* **Aim**: Copy out every line that contains "quelibet".

* **Task data**:
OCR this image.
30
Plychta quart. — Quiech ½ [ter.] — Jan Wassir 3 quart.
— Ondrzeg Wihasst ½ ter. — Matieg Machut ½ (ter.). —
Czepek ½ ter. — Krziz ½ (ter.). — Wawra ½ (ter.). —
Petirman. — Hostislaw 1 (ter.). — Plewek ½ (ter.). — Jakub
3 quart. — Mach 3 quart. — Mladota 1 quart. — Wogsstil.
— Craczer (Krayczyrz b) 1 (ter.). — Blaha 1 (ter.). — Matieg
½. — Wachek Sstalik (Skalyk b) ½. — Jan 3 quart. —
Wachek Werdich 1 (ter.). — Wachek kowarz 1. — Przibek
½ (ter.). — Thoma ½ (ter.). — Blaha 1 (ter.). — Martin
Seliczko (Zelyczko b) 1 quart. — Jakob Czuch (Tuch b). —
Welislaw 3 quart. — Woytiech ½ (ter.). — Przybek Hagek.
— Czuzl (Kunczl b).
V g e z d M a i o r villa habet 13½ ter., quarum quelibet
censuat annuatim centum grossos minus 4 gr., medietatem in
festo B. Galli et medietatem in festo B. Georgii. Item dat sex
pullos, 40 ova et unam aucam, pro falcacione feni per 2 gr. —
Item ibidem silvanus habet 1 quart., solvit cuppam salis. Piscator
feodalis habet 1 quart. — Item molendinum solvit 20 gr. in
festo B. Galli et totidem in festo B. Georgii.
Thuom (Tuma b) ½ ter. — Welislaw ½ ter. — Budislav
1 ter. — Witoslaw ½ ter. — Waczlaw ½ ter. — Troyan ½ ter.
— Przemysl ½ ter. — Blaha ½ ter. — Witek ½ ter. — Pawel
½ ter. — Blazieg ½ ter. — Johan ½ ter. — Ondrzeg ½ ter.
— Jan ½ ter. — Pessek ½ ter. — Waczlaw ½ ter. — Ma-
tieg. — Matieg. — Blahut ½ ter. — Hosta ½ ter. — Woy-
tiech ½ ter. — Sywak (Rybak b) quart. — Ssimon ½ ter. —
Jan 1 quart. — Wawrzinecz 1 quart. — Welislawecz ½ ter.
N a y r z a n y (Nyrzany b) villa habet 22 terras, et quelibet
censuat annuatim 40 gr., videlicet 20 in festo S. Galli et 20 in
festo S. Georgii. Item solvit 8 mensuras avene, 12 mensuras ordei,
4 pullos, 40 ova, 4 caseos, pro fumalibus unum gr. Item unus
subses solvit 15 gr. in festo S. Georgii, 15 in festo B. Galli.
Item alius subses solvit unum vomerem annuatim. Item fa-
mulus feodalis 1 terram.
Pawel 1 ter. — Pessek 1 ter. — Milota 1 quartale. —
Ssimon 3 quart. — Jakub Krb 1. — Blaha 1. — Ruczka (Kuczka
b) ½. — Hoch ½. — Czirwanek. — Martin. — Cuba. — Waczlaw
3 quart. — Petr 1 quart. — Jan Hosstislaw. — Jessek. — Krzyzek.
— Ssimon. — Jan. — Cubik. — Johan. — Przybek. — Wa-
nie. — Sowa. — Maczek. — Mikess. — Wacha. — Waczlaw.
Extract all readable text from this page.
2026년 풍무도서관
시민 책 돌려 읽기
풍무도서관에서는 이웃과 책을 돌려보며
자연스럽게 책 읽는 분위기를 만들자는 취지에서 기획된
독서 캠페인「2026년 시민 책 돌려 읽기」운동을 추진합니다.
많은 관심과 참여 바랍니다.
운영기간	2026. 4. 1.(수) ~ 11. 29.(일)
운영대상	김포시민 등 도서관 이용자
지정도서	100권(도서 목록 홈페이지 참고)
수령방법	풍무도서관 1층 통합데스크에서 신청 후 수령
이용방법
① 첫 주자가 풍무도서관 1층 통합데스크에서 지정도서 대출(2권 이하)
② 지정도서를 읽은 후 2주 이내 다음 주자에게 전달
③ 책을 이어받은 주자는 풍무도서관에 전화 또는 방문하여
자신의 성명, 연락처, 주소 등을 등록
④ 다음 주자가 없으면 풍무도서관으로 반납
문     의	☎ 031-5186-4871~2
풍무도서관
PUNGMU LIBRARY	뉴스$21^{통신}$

* **Result**:
V g e z d M a i o r villa habet 13½ ter., quarum quelibet
N a y r z a n y (Nyrzany b) villa habet 22 terras, et quelibet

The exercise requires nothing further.